====== Input rows
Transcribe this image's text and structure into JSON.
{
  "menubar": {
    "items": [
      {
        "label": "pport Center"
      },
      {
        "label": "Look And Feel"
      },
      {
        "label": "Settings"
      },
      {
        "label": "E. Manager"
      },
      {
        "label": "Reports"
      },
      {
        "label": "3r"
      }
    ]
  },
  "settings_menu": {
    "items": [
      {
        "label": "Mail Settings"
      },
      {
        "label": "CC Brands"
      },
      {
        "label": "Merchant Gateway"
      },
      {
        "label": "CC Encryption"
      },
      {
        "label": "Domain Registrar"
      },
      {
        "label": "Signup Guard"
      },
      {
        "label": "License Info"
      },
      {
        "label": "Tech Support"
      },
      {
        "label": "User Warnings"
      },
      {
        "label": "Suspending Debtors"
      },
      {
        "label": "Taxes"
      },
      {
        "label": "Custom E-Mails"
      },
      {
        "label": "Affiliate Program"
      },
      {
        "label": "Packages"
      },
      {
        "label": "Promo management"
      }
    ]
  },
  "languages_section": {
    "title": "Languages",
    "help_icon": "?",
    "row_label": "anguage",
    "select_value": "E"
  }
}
============
Restate all of the entries exactly, please.

Transcribe this image's text and structure into JSON.
{
  "menubar": {
    "items": [
      {
        "label": "pport Center"
      },
      {
        "label": "Look And Feel"
      },
      {
        "label": "Settings"
      },
      {
        "label": "E. Manager"
      },
      {
        "label": "Reports"
      },
      {
        "label": "3r"
      }
    ]
  },
  "settings_menu": {
    "items": [
      {
        "label": "Mail Settings"
      },
      {
        "label": "CC Brands"
      },
      {
        "label": "Merchant Gateway"
      },
      {
        "label": "CC Encryption"
      },
      {
        "label": "Domain Registrar"
      },
      {
        "label": "Signup Guard"
      },
      {
        "label": "License Info"
      },
      {
        "label": "Tech Support"
      },
      {
        "label": "User Warnings"
      },
      {
        "label": "Suspending Debtors"
      },
      {
        "label": "Taxes"
      },
      {
        "label": "Custom E-Mails"
      },
      {
        "label": "Affiliate Program"
      },
      {
        "label": "Packages"
      },
      {
        "label": "Promo management"
      }
    ]
  },
  "languages_section": {
    "title": "Languages",
    "help_icon": "?",
    "row_label": "anguage",
    "select_value": "E"
  }
}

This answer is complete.